Every record should be copied exactly, except that pictures are to be omitted.

== MATERIAL SUPPLIED

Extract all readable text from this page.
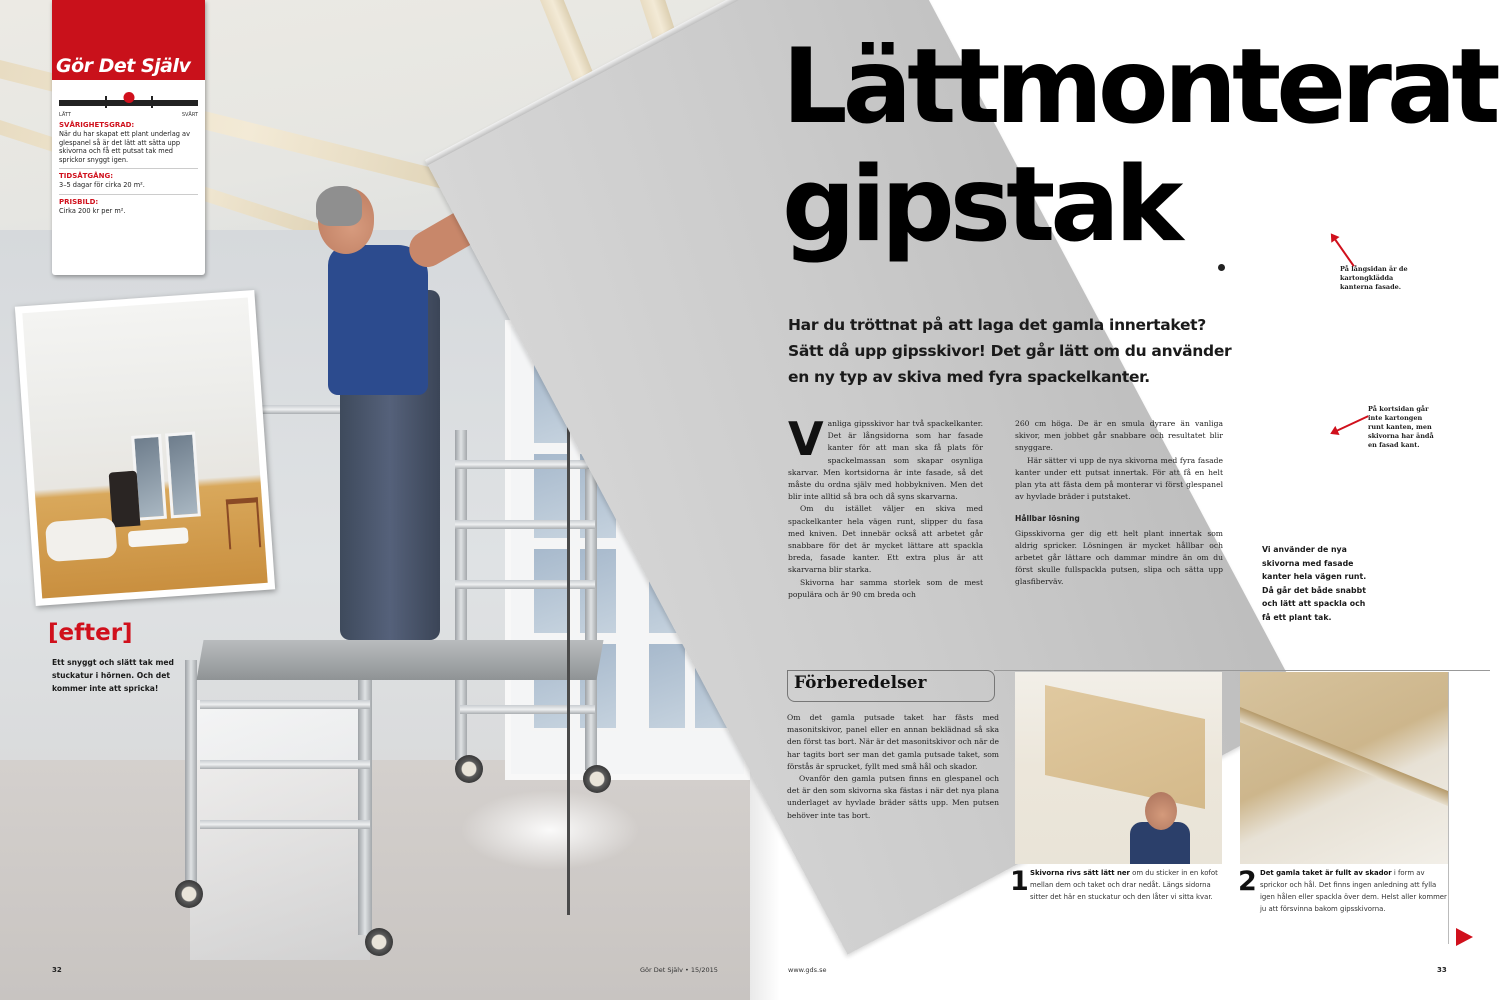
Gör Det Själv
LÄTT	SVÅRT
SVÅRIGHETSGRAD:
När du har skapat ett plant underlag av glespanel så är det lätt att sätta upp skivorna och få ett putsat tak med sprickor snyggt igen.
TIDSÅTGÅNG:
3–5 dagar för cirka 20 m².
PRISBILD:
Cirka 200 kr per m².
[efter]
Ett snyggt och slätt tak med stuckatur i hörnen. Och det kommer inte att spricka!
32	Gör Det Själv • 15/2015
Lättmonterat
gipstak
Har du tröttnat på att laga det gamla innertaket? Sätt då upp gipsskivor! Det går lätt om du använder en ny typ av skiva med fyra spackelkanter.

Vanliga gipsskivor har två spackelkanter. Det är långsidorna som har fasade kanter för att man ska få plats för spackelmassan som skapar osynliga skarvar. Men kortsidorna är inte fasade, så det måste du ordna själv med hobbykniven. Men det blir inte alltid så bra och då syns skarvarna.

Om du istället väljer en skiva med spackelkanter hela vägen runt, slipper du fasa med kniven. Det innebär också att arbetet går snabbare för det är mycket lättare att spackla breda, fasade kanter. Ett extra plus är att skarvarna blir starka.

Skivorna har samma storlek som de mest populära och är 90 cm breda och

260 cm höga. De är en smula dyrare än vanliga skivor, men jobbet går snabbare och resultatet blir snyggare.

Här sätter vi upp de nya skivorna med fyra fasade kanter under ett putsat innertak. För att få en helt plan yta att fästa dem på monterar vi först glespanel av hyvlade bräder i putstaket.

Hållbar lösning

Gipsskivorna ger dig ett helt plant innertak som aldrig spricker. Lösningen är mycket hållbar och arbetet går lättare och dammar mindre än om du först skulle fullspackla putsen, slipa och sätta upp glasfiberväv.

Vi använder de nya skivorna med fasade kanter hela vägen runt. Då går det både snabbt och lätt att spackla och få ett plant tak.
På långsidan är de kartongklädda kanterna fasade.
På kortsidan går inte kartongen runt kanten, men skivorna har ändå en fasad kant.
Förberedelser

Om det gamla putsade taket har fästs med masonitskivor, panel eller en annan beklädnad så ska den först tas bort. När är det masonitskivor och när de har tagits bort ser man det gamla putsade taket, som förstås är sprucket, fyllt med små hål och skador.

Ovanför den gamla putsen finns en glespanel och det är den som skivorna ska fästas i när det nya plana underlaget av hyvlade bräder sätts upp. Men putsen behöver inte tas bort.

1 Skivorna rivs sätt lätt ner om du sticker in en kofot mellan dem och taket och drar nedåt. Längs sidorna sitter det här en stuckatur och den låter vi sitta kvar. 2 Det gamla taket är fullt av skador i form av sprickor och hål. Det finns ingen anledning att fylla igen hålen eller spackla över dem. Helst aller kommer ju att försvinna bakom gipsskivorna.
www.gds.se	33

====

» WRITTEN SOLUTION:
Extract all readable text from this page.
Gör Det Själv
LÄTT	SVÅRT
SVÅRIGHETSGRAD:
När du har skapat ett plant underlag av glespanel så är det lätt att sätta upp skivorna och få ett putsat tak med sprickor snyggt igen.
TIDSÅTGÅNG:
3–5 dagar för cirka 20 m².
PRISBILD:
Cirka 200 kr per m².
[efter]
Ett snyggt och slätt tak med stuckatur i hörnen. Och det kommer inte att spricka!
32	Gör Det Själv • 15/2015
Lättmonterat
gipstak
Har du tröttnat på att laga det gamla innertaket? Sätt då upp gipsskivor! Det går lätt om du använder en ny typ av skiva med fyra spackelkanter.

Vanliga gipsskivor har två spackelkanter. Det är långsidorna som har fasade kanter för att man ska få plats för spackelmassan som skapar osynliga skarvar. Men kortsidorna är inte fasade, så det måste du ordna själv med hobbykniven. Men det blir inte alltid så bra och då syns skarvarna.

Om du istället väljer en skiva med spackelkanter hela vägen runt, slipper du fasa med kniven. Det innebär också att arbetet går snabbare för det är mycket lättare att spackla breda, fasade kanter. Ett extra plus är att skarvarna blir starka.

Skivorna har samma storlek som de mest populära och är 90 cm breda och

260 cm höga. De är en smula dyrare än vanliga skivor, men jobbet går snabbare och resultatet blir snyggare.

Här sätter vi upp de nya skivorna med fyra fasade kanter under ett putsat innertak. För att få en helt plan yta att fästa dem på monterar vi först glespanel av hyvlade bräder i putstaket.

Hållbar lösning

Gipsskivorna ger dig ett helt plant innertak som aldrig spricker. Lösningen är mycket hållbar och arbetet går lättare och dammar mindre än om du först skulle fullspackla putsen, slipa och sätta upp glasfiberväv.

Vi använder de nya skivorna med fasade kanter hela vägen runt. Då går det både snabbt och lätt att spackla och få ett plant tak.
På långsidan är de kartongklädda kanterna fasade.
På kortsidan går inte kartongen runt kanten, men skivorna har ändå en fasad kant.
Förberedelser

Om det gamla putsade taket har fästs med masonitskivor, panel eller en annan beklädnad så ska den först tas bort. När är det masonitskivor och när de har tagits bort ser man det gamla putsade taket, som förstås är sprucket, fyllt med små hål och skador.

Ovanför den gamla putsen finns en glespanel och det är den som skivorna ska fästas i när det nya plana underlaget av hyvlade bräder sätts upp. Men putsen behöver inte tas bort.

1 Skivorna rivs sätt lätt ner om du sticker in en kofot mellan dem och taket och drar nedåt. Längs sidorna sitter det här en stuckatur och den låter vi sitta kvar. 2 Det gamla taket är fullt av skador i form av sprickor och hål. Det finns ingen anledning att fylla igen hålen eller spackla över dem. Helst aller kommer ju att försvinna bakom gipsskivorna.
www.gds.se	33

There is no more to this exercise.